(Rows from a figure dataset)
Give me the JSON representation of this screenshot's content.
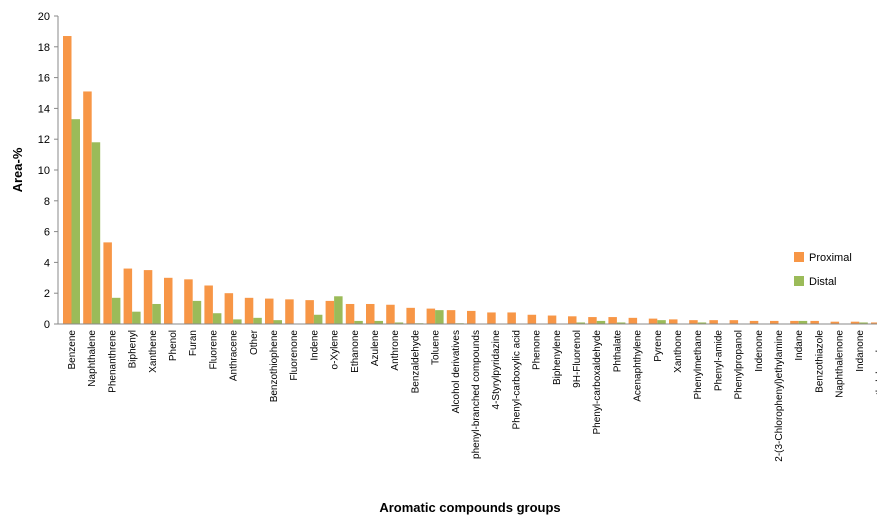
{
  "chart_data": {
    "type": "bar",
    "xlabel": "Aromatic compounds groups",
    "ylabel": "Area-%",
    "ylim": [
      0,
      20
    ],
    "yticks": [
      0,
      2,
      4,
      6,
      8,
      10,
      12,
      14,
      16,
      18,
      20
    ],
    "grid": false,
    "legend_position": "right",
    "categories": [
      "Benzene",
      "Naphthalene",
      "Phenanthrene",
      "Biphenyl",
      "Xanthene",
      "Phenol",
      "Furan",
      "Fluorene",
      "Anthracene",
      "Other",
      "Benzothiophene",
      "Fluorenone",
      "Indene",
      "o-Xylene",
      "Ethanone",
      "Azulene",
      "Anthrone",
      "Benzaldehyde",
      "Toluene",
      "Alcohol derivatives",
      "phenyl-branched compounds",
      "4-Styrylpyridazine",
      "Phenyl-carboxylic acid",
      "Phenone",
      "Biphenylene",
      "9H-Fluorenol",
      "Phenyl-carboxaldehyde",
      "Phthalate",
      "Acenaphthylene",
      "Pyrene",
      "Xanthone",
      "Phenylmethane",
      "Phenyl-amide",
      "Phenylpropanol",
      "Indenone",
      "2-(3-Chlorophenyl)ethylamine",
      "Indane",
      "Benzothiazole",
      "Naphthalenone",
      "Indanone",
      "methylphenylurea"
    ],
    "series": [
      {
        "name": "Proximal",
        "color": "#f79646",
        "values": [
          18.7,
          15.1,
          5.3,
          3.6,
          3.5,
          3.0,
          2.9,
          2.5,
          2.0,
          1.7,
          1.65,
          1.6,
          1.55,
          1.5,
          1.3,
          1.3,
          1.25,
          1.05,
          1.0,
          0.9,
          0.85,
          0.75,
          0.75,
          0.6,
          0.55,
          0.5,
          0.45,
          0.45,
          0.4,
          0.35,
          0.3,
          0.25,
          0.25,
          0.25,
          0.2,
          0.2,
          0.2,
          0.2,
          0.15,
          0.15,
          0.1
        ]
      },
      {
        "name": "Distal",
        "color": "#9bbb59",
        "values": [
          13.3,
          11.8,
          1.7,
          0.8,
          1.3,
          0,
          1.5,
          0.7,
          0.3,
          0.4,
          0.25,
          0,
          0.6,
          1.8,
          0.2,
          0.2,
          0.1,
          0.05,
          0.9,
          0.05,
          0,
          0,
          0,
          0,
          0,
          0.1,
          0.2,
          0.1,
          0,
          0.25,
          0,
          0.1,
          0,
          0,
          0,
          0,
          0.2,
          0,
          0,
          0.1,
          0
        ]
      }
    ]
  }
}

* Problem details
Reproduce every line of the listing above in which the string "compounds" appears.

* Correct result
    "xlabel": "Aromatic compounds groups",
      "phenyl-branched compounds",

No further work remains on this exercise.